• 課題内容
次の(a)〜(c)が内容証明郵便についての抜粋と合っているかどうか、それぞれ「はい」か「いいえ」で答え、決め手となる抜粋中の言葉をそのまま引用してください。
(a) 謄本は差出郵便局で5年間保存される。
(b) 内容文書には字数の制限がある。
(c) 感熱紙を謄本に使うことができる。

• 抜粋
縦書きと横書きで異なるため、超えないよう注意しましょう。
なお、字数は謄本に関するものです。
内容文書に字数や行数の制限はありません。
- 縦書き…1行20字以内、1枚26行以内
- 横書き…行20字以内、1枚26行以内/1行13字以内、1枚40行以内/1行26字以内、1枚20行以内
長期保存に耐えられる紙を使う
差出郵便局では、謄本を5年間保存します。
そのため、長期保存ができない感熱紙は謄本に利用できません。
長期保存ができる紙であれば、市販の内容証明用紙以外の用紙を用いても、問題ありません。
内容証明郵便料金
内容証明郵便の料金は、郵便の基本料金に一般書留の加算料金と内容証明の加算料金480円を加えたものです。
なお、先述の内容証明の加算料金は、1枚の場合です。
2枚目以降は以下の表のように、290円ずつ金額が上乗せされます。
謄本の枚数 | 1枚 | 2枚 | 3枚 | 4枚 | 5枚 |
料金 | 480円 | 770円 | 1,060円 | 1,350円 | 1,640円 |
例えば、重量25g以内の定形郵便物を内容証明郵便で送付する際の料金は、以下の通りです。(謄本1枚の場合)
(内容証明の加算料金)480円+(郵便物の料金)84円+(一般書留の加算料金)480円=(合計)1,044円
内容証明郵便の出し方
内容証明郵便を出すためには、以下のものが必要です。
すべてそろえたうえで、集配郵便局および指定の郵便局へ行きましょう。
なお、一部の郵便局では内容証明郵便を取り扱っていません。
心配な場合は、取り扱いの有無をあらかじめ問い合わせてください。
【内容証明郵便に必要なもの】
- 内容文書(受取人へ送付するもの)
- 上記の謄本2通(差出人および郵便局が各1通ずつ保存するもの)

• 提供された記録
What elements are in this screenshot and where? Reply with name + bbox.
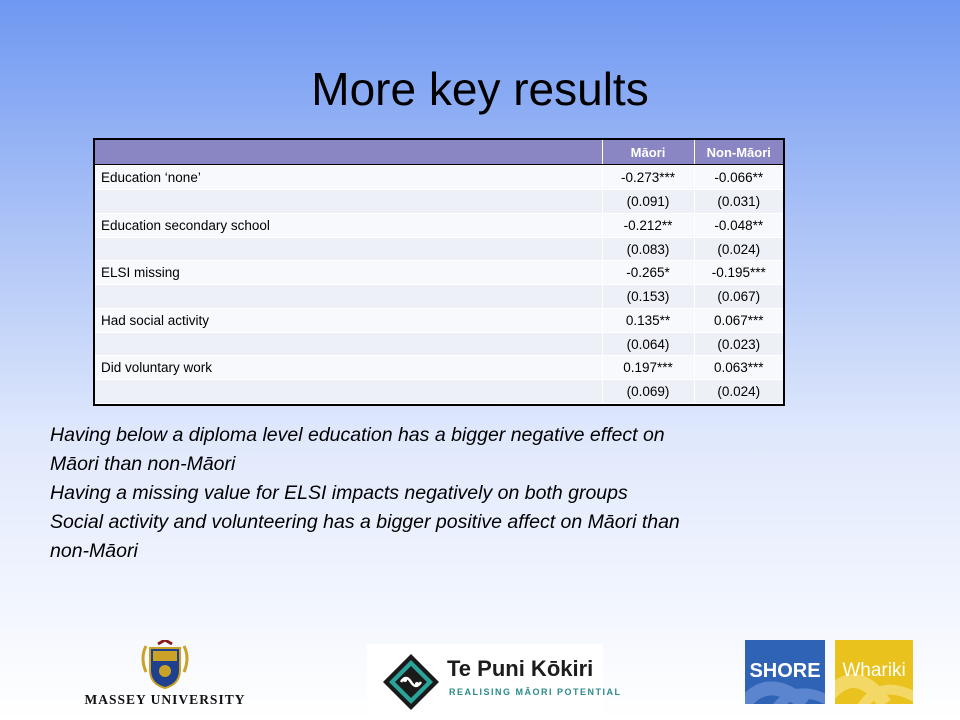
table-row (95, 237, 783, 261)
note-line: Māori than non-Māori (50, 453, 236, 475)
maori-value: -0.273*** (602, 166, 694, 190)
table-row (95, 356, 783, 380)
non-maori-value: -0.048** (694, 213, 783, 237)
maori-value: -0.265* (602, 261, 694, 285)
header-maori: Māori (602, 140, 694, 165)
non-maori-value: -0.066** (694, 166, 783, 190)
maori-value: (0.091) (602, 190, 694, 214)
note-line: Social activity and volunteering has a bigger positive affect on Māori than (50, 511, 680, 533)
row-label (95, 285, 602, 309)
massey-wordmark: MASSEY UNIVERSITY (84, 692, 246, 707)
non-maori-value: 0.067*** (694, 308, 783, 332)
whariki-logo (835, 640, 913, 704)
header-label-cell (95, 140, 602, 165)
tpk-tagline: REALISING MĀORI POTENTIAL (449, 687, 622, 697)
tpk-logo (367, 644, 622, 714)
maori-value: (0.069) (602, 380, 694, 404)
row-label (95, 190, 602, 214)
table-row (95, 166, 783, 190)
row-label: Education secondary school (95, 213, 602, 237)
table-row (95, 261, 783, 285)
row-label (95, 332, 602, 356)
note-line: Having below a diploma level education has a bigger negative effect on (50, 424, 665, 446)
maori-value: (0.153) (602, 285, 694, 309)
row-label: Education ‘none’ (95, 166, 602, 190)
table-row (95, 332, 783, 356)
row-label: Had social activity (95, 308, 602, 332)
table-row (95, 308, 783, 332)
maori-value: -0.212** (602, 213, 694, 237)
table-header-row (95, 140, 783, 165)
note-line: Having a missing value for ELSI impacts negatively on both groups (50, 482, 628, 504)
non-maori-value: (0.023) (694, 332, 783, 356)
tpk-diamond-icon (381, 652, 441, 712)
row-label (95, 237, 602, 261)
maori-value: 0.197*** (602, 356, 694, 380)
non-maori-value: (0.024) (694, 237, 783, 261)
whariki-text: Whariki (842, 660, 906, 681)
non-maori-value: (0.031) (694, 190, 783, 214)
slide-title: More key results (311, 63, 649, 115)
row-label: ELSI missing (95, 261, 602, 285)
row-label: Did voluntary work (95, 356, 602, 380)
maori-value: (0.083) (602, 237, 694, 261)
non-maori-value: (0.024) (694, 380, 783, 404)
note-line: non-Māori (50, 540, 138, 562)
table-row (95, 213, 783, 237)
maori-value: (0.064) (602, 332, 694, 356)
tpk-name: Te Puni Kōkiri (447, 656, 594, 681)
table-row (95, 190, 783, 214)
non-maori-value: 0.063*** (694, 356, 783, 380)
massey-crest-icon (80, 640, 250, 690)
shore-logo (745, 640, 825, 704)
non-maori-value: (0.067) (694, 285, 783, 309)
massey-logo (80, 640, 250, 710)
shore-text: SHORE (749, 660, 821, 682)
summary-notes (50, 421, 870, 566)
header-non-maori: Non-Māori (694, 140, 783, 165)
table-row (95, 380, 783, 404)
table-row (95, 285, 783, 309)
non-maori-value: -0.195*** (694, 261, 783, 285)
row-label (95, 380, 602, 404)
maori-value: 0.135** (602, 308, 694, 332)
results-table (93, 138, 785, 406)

---

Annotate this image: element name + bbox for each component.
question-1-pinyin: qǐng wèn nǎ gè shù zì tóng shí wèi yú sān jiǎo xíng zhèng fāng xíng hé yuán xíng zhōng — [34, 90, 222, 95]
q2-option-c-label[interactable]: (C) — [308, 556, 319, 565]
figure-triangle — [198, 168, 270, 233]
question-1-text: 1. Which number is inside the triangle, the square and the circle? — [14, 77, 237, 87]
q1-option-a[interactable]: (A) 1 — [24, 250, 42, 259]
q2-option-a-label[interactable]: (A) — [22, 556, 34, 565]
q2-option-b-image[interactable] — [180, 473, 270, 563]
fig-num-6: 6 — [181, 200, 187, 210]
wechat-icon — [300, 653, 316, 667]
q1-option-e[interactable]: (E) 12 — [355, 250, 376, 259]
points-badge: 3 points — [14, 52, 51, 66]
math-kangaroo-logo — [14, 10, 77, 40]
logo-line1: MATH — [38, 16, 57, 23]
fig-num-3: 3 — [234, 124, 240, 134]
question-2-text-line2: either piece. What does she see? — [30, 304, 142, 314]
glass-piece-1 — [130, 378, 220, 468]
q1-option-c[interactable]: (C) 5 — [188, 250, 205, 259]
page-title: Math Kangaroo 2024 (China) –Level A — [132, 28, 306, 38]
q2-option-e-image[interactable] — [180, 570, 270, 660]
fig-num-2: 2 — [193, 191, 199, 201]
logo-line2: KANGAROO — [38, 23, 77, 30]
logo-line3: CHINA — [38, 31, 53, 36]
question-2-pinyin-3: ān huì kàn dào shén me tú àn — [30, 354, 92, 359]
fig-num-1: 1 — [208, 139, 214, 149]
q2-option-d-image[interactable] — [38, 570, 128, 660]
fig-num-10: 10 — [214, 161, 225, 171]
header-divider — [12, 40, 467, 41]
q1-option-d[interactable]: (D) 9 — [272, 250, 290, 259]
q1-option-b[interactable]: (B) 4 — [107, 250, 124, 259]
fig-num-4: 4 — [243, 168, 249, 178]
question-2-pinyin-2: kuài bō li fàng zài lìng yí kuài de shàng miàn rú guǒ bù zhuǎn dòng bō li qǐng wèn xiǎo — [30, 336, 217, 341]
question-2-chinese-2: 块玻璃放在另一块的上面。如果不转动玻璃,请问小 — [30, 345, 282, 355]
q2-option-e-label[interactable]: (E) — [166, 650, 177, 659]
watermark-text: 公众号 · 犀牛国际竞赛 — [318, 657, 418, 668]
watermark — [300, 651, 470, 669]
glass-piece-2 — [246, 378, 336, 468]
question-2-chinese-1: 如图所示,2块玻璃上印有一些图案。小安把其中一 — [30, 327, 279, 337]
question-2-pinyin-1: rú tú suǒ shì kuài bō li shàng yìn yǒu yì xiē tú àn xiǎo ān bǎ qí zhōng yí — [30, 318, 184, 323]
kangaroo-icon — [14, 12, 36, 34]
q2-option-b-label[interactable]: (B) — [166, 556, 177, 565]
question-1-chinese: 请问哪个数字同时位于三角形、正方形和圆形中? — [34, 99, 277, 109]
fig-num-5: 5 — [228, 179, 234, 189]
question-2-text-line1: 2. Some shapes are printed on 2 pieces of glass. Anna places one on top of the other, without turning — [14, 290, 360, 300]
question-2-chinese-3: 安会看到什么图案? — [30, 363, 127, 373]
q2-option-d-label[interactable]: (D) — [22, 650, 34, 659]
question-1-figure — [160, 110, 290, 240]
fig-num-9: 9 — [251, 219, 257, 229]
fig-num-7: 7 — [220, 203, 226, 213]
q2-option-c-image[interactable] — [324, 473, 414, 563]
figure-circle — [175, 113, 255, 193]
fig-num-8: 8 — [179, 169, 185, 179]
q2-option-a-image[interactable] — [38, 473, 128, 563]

==

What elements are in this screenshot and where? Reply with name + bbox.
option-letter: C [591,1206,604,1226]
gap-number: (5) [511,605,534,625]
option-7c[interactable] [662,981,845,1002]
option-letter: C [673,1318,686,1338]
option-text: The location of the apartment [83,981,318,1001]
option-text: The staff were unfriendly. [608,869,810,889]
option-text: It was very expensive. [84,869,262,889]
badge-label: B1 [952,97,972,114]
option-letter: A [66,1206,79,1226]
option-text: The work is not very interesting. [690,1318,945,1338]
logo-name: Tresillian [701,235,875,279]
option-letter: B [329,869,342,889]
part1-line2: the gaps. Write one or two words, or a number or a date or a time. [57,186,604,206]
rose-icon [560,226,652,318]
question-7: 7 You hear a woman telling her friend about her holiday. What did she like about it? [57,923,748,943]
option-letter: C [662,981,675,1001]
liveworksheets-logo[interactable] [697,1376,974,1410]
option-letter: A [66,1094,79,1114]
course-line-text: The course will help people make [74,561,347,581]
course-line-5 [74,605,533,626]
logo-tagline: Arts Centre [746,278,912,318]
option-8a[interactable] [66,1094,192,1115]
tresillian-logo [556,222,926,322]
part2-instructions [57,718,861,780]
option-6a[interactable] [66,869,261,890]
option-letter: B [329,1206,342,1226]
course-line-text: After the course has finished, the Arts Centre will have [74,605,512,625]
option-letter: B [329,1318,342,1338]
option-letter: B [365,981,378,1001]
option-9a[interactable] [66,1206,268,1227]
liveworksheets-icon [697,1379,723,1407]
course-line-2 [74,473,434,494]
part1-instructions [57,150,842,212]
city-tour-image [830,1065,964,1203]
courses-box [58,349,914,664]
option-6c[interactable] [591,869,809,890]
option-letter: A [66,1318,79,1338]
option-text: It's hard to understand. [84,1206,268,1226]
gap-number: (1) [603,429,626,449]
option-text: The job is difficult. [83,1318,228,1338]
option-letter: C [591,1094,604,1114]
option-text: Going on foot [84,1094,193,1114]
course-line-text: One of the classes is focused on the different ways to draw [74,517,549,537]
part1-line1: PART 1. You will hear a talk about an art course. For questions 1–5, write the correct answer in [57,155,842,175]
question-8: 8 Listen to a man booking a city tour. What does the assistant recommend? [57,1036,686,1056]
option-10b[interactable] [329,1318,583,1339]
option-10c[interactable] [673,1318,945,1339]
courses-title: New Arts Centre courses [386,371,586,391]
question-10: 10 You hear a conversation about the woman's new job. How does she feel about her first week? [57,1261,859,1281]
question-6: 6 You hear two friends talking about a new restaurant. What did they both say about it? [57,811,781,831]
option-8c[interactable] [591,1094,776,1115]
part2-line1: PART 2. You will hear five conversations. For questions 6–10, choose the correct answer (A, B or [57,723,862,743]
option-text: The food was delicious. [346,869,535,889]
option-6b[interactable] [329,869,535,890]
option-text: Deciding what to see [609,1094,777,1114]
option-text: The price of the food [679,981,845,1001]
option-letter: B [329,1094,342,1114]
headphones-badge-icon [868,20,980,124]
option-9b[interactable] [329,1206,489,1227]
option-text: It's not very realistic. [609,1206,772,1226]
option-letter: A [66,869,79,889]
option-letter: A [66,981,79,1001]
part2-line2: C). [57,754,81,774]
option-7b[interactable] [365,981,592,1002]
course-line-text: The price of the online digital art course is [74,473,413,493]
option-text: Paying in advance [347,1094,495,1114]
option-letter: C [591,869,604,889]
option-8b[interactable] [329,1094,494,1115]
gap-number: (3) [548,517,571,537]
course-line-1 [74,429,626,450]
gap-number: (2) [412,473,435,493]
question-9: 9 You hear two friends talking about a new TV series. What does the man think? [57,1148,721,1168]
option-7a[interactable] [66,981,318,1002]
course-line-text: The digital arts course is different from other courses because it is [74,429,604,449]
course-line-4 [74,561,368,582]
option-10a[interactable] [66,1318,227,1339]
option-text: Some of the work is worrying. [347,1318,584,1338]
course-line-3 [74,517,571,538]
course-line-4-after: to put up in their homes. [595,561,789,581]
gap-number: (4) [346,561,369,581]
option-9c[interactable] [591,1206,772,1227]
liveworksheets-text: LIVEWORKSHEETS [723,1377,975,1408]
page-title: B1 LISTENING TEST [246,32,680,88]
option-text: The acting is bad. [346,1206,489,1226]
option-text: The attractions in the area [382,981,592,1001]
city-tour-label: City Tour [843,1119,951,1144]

• 解答
(a) はい：「差出郵便局では、謄本を5年間保存します。」
(b) いいえ：「内容文書に字数や行数の制限はありません。」
(c) いいえ：「長期保存ができない感熱紙は謄本に利用できません。」